Petunjuk Latihan: Tuliskan kembali tanpa perubahan bagian berita tentang tarif parkir di Bandara Pitu Morotai, mulai dari "Editor: Taufik" dan berakhir pada "dan sopir taksi.".

Teks Halaman:

Tarif Parkir Angkutan Non Taxi di Bandara Pitu Morotai Mencekik

Editor: Taufik

 



[caption id="attachment_3668" align="alignnone" width="600"] Karcis tampa Cap milik Koperasi Elang | Aan-Malut.Co[/caption]

Pengelolaan Sulit Diawasi


MOROTAI,MALUT.CO-Tarif yang dipatok kepada angkutan non taxi, sebesar Rp 15.000 per penumpang yang dipatok Koperasi Elang Transportasi, di Bandara Pitu Morotai, dikeluhkan para penarik bentor dan sopir taksi.


"Dong (mereka), patok terlalu mahal. Setiap penumpang Rp 15.000. Jadi kalau saya bawa dua penumpang berarti dipotong 30.000," kata Umar, saat mengantar kepada malut.co, Senin 10 Juli 2017, di parkiran Bandara Pitu, Morotai.


Dalam pantauan malut.co, untuk tetap mendapatkan penumpang, para penarik becak motor (bentor), tidak memberlakukan tarif antar ke Daruba sebesar Rp 65.000 per orang sebagai mana tertulis dalam karcis, tanpa cap milik Koperasi Elang. Mereka hanya mematok Rp 50.000 per penumpang, dengan keuntungan Rp.35.000 per penumpang.

Baris yang Disediakan:

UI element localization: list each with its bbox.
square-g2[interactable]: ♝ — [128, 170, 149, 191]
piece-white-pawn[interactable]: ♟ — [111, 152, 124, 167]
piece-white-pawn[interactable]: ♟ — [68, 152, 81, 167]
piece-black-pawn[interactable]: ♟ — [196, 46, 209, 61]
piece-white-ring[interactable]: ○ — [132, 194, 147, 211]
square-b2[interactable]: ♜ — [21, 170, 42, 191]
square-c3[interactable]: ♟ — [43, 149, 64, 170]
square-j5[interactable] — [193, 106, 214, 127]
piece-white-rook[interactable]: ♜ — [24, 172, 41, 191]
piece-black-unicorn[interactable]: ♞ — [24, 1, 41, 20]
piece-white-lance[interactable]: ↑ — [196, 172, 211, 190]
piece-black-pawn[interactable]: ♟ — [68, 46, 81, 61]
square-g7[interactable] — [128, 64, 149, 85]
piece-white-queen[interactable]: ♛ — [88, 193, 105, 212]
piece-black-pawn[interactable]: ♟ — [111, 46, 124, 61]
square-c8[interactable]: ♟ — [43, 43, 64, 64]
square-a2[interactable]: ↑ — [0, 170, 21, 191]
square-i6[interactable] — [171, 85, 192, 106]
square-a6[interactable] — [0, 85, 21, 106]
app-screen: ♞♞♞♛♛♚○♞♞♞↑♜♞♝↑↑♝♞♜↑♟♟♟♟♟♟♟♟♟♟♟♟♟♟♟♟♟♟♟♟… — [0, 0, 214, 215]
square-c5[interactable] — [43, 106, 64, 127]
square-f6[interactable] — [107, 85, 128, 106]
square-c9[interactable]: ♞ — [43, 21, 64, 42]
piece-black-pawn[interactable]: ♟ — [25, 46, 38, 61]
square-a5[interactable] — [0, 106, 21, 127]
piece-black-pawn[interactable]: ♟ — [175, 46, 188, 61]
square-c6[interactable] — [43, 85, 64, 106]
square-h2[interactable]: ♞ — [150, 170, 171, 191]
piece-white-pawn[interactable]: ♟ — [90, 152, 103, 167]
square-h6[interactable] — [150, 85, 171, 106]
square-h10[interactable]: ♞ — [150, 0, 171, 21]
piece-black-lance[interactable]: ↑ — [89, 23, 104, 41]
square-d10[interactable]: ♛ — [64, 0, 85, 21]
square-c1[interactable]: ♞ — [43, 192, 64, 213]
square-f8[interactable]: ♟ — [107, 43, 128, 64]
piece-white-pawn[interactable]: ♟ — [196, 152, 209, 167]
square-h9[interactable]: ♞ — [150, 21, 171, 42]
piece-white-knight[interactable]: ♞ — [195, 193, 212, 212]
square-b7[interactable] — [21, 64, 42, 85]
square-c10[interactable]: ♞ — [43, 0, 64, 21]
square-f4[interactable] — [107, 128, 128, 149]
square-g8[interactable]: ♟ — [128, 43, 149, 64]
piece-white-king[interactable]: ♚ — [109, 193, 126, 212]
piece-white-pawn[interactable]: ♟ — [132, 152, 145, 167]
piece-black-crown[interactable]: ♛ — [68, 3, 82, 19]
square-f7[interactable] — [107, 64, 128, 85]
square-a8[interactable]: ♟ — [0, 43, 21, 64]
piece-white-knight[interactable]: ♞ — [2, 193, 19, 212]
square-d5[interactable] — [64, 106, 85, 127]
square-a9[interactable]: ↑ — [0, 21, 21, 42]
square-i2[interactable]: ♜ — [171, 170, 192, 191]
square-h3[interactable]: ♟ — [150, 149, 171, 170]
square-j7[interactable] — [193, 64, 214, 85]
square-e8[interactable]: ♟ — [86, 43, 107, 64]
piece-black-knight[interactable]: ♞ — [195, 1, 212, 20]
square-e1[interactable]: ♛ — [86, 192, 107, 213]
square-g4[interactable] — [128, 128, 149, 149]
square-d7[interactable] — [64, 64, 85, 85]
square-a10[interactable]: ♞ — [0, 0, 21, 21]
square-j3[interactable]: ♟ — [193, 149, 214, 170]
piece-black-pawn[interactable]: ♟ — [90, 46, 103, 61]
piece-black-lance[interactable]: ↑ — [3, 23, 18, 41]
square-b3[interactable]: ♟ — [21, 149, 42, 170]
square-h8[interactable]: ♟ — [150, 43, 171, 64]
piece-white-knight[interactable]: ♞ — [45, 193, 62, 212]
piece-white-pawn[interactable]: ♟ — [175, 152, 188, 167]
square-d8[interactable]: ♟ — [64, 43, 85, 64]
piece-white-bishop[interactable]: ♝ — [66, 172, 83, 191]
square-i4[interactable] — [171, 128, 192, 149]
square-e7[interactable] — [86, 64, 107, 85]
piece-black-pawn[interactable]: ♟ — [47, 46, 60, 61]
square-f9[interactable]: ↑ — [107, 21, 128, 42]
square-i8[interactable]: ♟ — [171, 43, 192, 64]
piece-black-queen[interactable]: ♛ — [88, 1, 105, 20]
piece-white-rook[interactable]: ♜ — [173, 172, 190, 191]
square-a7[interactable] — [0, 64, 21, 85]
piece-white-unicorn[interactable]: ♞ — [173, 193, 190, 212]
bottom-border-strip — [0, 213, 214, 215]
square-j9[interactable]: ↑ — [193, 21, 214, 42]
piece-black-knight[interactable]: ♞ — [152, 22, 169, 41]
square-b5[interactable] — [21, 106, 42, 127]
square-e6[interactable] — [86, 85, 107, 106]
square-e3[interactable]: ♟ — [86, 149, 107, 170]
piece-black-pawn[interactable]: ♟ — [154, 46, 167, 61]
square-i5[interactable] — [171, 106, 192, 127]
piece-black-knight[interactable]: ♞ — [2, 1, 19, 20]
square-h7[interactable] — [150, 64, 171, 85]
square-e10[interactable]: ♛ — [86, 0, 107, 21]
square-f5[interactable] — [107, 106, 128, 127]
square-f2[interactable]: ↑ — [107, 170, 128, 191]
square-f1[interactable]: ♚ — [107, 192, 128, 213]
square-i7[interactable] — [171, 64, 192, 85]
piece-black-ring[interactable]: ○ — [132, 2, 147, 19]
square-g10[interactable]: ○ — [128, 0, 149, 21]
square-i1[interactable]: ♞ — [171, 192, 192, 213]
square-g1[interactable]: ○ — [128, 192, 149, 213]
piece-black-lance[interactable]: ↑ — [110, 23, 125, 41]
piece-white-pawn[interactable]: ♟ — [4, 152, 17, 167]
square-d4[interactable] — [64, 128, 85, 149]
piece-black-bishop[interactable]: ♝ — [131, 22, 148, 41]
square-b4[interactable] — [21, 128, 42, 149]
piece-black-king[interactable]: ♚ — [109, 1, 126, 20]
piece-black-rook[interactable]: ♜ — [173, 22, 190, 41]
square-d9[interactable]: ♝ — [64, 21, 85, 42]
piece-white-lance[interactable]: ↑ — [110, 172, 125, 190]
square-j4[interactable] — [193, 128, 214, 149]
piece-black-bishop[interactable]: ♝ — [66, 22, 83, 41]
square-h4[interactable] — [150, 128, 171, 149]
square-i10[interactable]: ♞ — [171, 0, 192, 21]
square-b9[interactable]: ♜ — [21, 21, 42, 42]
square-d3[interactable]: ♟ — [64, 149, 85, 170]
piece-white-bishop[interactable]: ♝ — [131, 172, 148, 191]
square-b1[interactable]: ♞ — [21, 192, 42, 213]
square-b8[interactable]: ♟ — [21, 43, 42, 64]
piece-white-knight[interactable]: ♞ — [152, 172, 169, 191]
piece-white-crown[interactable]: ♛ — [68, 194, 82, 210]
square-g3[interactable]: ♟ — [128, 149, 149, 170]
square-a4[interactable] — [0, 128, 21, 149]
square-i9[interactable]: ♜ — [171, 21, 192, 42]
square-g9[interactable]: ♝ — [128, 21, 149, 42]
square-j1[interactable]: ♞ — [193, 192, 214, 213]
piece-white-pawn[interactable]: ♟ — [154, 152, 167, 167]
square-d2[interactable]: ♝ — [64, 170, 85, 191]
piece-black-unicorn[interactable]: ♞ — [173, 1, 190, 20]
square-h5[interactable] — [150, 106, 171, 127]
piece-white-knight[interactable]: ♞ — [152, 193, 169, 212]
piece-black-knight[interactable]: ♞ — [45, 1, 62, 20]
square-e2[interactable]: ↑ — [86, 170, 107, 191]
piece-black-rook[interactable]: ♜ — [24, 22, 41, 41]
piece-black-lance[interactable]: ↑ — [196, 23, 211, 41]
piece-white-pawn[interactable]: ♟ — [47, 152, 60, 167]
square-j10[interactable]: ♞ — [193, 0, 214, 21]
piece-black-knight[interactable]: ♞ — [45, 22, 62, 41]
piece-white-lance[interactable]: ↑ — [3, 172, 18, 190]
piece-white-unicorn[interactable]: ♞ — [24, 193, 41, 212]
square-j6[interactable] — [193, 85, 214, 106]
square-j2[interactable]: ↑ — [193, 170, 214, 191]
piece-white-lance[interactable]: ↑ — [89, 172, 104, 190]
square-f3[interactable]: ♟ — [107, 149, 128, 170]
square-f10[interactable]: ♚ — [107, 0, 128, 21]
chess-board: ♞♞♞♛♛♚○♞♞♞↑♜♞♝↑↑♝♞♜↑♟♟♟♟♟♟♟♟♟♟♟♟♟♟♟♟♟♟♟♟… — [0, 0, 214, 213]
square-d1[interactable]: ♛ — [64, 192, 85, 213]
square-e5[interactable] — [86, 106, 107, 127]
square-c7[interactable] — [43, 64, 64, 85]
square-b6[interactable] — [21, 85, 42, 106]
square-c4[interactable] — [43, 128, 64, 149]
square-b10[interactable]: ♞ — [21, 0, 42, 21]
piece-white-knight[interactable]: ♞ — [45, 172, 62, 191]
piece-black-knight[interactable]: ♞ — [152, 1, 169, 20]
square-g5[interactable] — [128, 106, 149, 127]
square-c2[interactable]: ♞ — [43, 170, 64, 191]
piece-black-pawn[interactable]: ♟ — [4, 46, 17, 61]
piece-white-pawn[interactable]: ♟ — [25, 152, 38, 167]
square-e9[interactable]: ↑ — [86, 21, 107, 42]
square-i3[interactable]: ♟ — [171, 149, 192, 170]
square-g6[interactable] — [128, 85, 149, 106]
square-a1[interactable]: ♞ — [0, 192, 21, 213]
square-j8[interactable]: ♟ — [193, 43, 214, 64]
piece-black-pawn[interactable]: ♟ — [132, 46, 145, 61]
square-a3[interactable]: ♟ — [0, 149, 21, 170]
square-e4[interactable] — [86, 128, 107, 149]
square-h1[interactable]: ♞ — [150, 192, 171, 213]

Jawaban:
Editor: Taufik

 



[caption id="attachment_3668" align="alignnone" width="600"] Karcis tampa Cap milik Koperasi Elang | Aan-Malut.Co[/caption]

Pengelolaan Sulit Diawasi


MOROTAI,MALUT.CO-Tarif yang dipatok kepada angkutan non taxi, sebesar Rp 15.000 per penumpang yang dipatok Koperasi Elang Transportasi, di Bandara Pitu Morotai, dikeluhkan para penarik bentor dan sopir taksi.